--- Begin DATA ROWS ---

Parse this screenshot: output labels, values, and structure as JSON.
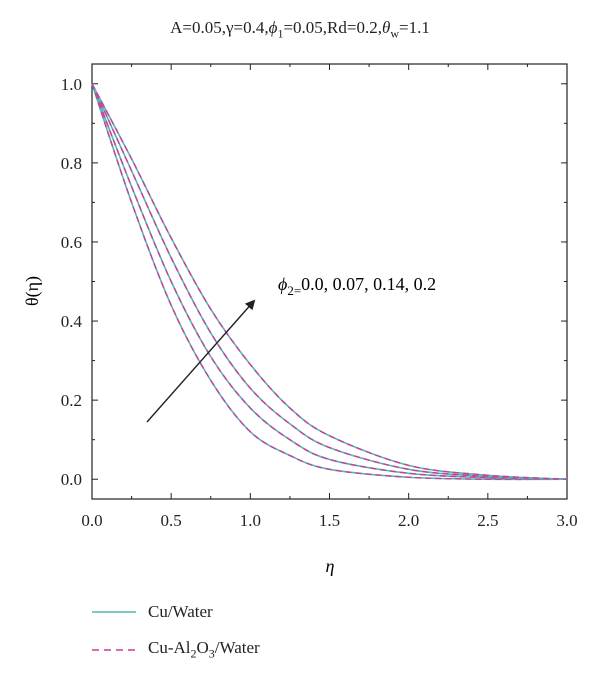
{
  "chart_data": {
    "type": "line",
    "title": {
      "prefix": "A=0.05,γ=0.4,",
      "phi": "ϕ",
      "phi_sub": "1",
      "middle": "=0.05,Rd=0.2,",
      "theta": "θ",
      "theta_sub": "w",
      "suffix": "=1.1"
    },
    "xlabel": "η",
    "ylabel": "θ(η)",
    "xlim": [
      0,
      3.0
    ],
    "ylim": [
      -0.05,
      1.05
    ],
    "xticks": [
      0.0,
      0.5,
      1.0,
      1.5,
      2.0,
      2.5,
      3.0
    ],
    "xtick_labels": [
      "0.0",
      "0.5",
      "1.0",
      "1.5",
      "2.0",
      "2.5",
      "3.0"
    ],
    "yticks": [
      0.0,
      0.2,
      0.4,
      0.6,
      0.8,
      1.0
    ],
    "ytick_labels": [
      "0.0",
      "0.2",
      "0.4",
      "0.6",
      "0.8",
      "1.0"
    ],
    "annotation": {
      "phi": "ϕ",
      "sub": "2=",
      "values": "0.0, 0.07, 0.14, 0.2"
    },
    "legend": {
      "items": [
        {
          "label_main": "Cu/Water",
          "sub_parts": []
        },
        {
          "label_main": "Cu-Al",
          "sub_parts": [
            "2",
            "O",
            "3",
            "/Water"
          ]
        }
      ]
    },
    "colors": {
      "solid": "#55b7b0",
      "dashed": "#cc3c9b",
      "axis": "#222222"
    },
    "series": [
      {
        "x": [
          0,
          0.25,
          0.5,
          0.75,
          1.0,
          1.25,
          1.5,
          2.0,
          2.5,
          3.0
        ],
        "y": [
          1.0,
          0.7,
          0.44,
          0.25,
          0.12,
          0.06,
          0.025,
          0.005,
          0.0,
          0.0
        ]
      },
      {
        "x": [
          0,
          0.25,
          0.5,
          0.75,
          1.0,
          1.25,
          1.5,
          2.0,
          2.5,
          3.0
        ],
        "y": [
          1.0,
          0.74,
          0.5,
          0.31,
          0.18,
          0.1,
          0.05,
          0.015,
          0.004,
          0.0
        ]
      },
      {
        "x": [
          0,
          0.25,
          0.5,
          0.75,
          1.0,
          1.25,
          1.5,
          2.0,
          2.5,
          3.0
        ],
        "y": [
          1.0,
          0.78,
          0.56,
          0.37,
          0.23,
          0.14,
          0.08,
          0.025,
          0.007,
          0.0
        ]
      },
      {
        "x": [
          0,
          0.25,
          0.5,
          0.75,
          1.0,
          1.25,
          1.5,
          2.0,
          2.5,
          3.0
        ],
        "y": [
          1.0,
          0.81,
          0.61,
          0.43,
          0.29,
          0.18,
          0.11,
          0.035,
          0.01,
          0.0
        ]
      }
    ]
  }
}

--- End DATA ROWS ---

• EXERCISE INSTRUCTIONS: Without the images, write out each line of the data verbatim.

• SOLUTION BELOW:
Parse this screenshot: output labels, values, and structure as JSON.
{
  "chart_data": {
    "type": "line",
    "title": {
      "prefix": "A=0.05,γ=0.4,",
      "phi": "ϕ",
      "phi_sub": "1",
      "middle": "=0.05,Rd=0.2,",
      "theta": "θ",
      "theta_sub": "w",
      "suffix": "=1.1"
    },
    "xlabel": "η",
    "ylabel": "θ(η)",
    "xlim": [
      0,
      3.0
    ],
    "ylim": [
      -0.05,
      1.05
    ],
    "xticks": [
      0.0,
      0.5,
      1.0,
      1.5,
      2.0,
      2.5,
      3.0
    ],
    "xtick_labels": [
      "0.0",
      "0.5",
      "1.0",
      "1.5",
      "2.0",
      "2.5",
      "3.0"
    ],
    "yticks": [
      0.0,
      0.2,
      0.4,
      0.6,
      0.8,
      1.0
    ],
    "ytick_labels": [
      "0.0",
      "0.2",
      "0.4",
      "0.6",
      "0.8",
      "1.0"
    ],
    "annotation": {
      "phi": "ϕ",
      "sub": "2=",
      "values": "0.0, 0.07, 0.14, 0.2"
    },
    "legend": {
      "items": [
        {
          "label_main": "Cu/Water",
          "sub_parts": []
        },
        {
          "label_main": "Cu-Al",
          "sub_parts": [
            "2",
            "O",
            "3",
            "/Water"
          ]
        }
      ]
    },
    "colors": {
      "solid": "#55b7b0",
      "dashed": "#cc3c9b",
      "axis": "#222222"
    },
    "series": [
      {
        "x": [
          0,
          0.25,
          0.5,
          0.75,
          1.0,
          1.25,
          1.5,
          2.0,
          2.5,
          3.0
        ],
        "y": [
          1.0,
          0.7,
          0.44,
          0.25,
          0.12,
          0.06,
          0.025,
          0.005,
          0.0,
          0.0
        ]
      },
      {
        "x": [
          0,
          0.25,
          0.5,
          0.75,
          1.0,
          1.25,
          1.5,
          2.0,
          2.5,
          3.0
        ],
        "y": [
          1.0,
          0.74,
          0.5,
          0.31,
          0.18,
          0.1,
          0.05,
          0.015,
          0.004,
          0.0
        ]
      },
      {
        "x": [
          0,
          0.25,
          0.5,
          0.75,
          1.0,
          1.25,
          1.5,
          2.0,
          2.5,
          3.0
        ],
        "y": [
          1.0,
          0.78,
          0.56,
          0.37,
          0.23,
          0.14,
          0.08,
          0.025,
          0.007,
          0.0
        ]
      },
      {
        "x": [
          0,
          0.25,
          0.5,
          0.75,
          1.0,
          1.25,
          1.5,
          2.0,
          2.5,
          3.0
        ],
        "y": [
          1.0,
          0.81,
          0.61,
          0.43,
          0.29,
          0.18,
          0.11,
          0.035,
          0.01,
          0.0
        ]
      }
    ]
  }
}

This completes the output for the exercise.